### Stated task
Can you arrange the data as a JSON list of strings, with one string per line and no blank lines, starting with its first line and going on through the line that contains "spadek-label: SPADEK OBROTÓW"?

### Recorded information
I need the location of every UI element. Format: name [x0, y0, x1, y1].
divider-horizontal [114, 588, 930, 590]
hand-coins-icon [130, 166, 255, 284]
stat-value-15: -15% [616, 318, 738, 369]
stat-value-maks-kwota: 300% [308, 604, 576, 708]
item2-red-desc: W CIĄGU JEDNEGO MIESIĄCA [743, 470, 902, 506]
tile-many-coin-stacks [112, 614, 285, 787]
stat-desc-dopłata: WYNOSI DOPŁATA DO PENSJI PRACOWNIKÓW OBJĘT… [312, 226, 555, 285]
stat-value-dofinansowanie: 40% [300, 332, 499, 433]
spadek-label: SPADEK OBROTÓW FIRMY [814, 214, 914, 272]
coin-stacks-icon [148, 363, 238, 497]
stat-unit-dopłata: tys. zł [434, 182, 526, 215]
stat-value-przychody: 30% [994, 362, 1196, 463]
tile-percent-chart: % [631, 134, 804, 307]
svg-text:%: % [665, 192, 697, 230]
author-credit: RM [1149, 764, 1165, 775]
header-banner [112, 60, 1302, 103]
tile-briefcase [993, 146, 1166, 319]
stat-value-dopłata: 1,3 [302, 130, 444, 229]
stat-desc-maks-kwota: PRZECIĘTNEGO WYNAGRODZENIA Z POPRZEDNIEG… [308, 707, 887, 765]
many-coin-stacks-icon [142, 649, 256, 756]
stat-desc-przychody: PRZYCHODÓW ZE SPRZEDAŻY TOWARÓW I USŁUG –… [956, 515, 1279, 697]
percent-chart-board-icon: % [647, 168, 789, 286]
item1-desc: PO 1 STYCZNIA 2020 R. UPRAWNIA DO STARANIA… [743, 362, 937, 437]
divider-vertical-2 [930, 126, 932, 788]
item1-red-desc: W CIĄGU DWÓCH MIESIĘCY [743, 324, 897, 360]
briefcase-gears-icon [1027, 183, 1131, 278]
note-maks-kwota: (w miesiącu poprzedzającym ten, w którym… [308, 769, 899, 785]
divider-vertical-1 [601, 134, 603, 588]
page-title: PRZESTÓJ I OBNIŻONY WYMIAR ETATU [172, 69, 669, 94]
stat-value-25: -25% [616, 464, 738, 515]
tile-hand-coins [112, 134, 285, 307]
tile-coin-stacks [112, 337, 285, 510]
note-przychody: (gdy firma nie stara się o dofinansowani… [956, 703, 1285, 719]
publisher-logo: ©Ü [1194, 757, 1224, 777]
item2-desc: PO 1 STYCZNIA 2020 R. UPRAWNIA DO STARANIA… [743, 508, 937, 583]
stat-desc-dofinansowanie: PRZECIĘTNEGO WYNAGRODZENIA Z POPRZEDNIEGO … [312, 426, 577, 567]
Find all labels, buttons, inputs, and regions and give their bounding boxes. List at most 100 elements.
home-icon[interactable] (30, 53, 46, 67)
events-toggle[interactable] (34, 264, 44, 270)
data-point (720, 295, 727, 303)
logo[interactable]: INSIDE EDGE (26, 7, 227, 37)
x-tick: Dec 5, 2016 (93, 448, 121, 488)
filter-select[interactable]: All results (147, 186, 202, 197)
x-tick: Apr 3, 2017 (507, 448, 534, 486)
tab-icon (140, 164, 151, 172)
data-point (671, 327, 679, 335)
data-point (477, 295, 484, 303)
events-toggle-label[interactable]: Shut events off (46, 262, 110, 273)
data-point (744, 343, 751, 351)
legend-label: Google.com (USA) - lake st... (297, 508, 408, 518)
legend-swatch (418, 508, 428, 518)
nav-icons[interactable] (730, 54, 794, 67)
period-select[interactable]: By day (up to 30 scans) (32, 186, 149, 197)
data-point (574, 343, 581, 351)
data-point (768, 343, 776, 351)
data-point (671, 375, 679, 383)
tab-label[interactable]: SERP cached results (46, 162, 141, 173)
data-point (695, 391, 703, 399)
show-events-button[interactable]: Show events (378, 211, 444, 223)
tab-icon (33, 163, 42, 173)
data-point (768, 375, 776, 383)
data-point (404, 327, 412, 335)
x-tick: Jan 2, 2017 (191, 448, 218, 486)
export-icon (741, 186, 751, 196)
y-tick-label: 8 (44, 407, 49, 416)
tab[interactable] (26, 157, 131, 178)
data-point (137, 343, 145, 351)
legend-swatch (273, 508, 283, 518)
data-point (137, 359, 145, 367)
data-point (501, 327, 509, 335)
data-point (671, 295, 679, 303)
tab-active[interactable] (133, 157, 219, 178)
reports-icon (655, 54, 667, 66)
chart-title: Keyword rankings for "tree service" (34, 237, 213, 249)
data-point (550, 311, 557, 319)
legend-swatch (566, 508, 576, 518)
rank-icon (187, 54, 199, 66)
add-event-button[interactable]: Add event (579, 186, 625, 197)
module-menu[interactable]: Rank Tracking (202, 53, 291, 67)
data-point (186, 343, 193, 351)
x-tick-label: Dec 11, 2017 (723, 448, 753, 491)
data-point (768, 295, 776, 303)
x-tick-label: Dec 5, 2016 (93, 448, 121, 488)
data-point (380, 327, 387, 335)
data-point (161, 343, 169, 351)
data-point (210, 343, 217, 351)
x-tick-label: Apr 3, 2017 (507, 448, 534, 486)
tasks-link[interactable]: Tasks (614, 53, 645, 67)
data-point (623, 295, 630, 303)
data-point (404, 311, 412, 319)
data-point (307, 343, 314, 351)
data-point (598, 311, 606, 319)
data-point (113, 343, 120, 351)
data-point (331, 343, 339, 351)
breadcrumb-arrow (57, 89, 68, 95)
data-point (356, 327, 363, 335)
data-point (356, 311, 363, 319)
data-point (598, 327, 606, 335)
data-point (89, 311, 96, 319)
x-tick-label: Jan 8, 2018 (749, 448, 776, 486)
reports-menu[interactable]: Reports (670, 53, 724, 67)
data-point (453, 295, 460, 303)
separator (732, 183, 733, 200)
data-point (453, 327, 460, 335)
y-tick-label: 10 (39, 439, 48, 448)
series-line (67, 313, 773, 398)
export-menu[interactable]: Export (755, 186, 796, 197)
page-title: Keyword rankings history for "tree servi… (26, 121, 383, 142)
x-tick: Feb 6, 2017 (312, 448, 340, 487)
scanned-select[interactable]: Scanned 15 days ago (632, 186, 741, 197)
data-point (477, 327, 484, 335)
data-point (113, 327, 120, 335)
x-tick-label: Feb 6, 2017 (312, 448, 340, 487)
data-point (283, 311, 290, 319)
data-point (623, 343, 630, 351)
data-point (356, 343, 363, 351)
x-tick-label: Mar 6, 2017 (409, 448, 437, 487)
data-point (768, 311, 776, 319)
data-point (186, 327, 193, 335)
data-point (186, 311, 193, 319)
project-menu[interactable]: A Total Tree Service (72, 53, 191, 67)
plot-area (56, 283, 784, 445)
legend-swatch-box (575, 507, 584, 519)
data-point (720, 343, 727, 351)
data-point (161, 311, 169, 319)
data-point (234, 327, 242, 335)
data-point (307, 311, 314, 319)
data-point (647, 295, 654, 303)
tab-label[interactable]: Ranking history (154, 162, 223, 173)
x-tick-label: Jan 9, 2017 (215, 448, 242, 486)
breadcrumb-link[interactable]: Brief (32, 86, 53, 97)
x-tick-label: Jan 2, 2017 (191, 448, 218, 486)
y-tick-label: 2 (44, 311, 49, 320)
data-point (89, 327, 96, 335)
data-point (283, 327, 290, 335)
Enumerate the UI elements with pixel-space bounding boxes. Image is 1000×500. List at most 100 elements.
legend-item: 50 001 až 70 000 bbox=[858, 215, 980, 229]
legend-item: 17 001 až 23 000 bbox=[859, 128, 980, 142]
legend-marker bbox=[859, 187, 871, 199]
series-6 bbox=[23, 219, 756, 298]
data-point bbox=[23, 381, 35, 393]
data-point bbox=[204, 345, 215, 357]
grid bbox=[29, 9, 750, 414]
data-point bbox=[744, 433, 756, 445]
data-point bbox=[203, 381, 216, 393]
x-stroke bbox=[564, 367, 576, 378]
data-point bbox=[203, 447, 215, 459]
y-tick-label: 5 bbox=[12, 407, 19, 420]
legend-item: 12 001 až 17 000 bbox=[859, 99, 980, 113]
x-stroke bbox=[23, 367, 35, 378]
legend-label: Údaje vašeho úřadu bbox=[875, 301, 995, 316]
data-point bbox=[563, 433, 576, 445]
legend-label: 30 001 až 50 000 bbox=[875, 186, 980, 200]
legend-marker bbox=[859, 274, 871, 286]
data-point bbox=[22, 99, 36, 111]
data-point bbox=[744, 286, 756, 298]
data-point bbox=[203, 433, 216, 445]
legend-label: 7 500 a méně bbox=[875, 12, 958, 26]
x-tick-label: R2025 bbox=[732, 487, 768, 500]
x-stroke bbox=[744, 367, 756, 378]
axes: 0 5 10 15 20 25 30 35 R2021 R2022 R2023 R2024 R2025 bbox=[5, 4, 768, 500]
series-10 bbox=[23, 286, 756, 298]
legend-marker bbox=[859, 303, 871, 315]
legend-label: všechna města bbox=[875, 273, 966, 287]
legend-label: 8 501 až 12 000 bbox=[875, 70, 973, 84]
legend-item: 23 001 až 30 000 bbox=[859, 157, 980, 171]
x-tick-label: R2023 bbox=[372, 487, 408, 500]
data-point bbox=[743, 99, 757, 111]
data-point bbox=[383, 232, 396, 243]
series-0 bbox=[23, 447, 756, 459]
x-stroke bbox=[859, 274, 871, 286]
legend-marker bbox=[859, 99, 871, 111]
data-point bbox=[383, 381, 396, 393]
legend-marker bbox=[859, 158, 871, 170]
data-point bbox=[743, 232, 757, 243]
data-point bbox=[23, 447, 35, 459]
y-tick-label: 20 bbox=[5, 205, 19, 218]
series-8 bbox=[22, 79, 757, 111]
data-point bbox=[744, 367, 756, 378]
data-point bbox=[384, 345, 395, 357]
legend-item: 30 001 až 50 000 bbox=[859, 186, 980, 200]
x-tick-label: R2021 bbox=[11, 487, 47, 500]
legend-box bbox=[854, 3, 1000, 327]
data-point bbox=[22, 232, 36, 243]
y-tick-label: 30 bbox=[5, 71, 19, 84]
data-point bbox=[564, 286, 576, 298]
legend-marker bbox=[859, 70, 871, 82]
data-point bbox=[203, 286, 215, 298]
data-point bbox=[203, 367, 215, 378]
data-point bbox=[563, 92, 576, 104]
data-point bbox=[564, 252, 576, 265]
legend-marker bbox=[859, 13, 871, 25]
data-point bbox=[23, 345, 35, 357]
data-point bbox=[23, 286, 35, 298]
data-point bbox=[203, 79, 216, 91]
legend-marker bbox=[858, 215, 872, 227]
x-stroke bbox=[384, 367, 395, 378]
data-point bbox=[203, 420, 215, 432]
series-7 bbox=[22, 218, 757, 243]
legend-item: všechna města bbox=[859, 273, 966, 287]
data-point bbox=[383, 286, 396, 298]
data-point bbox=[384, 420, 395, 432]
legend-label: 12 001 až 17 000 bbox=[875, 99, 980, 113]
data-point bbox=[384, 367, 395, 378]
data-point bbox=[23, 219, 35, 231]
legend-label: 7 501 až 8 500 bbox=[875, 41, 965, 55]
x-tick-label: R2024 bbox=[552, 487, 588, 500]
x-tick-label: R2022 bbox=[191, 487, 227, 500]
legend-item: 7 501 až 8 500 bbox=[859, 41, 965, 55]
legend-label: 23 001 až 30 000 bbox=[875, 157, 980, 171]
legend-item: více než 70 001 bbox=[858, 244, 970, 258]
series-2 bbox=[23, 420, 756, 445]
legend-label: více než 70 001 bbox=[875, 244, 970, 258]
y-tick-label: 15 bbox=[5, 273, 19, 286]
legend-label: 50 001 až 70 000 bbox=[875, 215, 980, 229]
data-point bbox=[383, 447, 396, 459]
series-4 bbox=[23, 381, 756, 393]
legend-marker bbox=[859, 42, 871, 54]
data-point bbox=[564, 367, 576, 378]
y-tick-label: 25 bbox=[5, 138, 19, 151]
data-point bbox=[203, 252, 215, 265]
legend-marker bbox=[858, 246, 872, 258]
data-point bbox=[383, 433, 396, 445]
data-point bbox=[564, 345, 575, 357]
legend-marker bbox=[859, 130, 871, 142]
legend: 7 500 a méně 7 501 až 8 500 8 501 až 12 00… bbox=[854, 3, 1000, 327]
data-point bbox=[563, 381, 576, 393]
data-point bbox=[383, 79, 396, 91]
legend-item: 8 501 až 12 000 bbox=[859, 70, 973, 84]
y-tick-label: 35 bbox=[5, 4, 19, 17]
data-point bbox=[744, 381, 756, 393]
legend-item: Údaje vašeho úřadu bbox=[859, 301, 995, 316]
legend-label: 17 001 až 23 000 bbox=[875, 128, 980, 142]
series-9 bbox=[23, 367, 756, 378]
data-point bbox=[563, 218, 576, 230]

### The completed task
[
  "I need the location of every UI element. Format: name [x0, y0, x1, y1].",
  "divider-horizontal [114, 588, 930, 590]",
  "hand-coins-icon [130, 166, 255, 284]",
  "stat-value-15: -15% [616, 318, 738, 369]",
  "stat-value-maks-kwota: 300% [308, 604, 576, 708]",
  "item2-red-desc: W CIĄGU JEDNEGO MIESIĄCA [743, 470, 902, 506]",
  "tile-many-coin-stacks [112, 614, 285, 787]",
  "stat-desc-dopłata: WYNOSI DOPŁATA DO PENSJI PRACOWNIKÓW OBJĘT… [312, 226, 555, 285]",
  "stat-value-dofinansowanie: 40% [300, 332, 499, 433]",
  "spadek-label: SPADEK OBROTÓW FIRMY [814, 214, 914, 272]"
]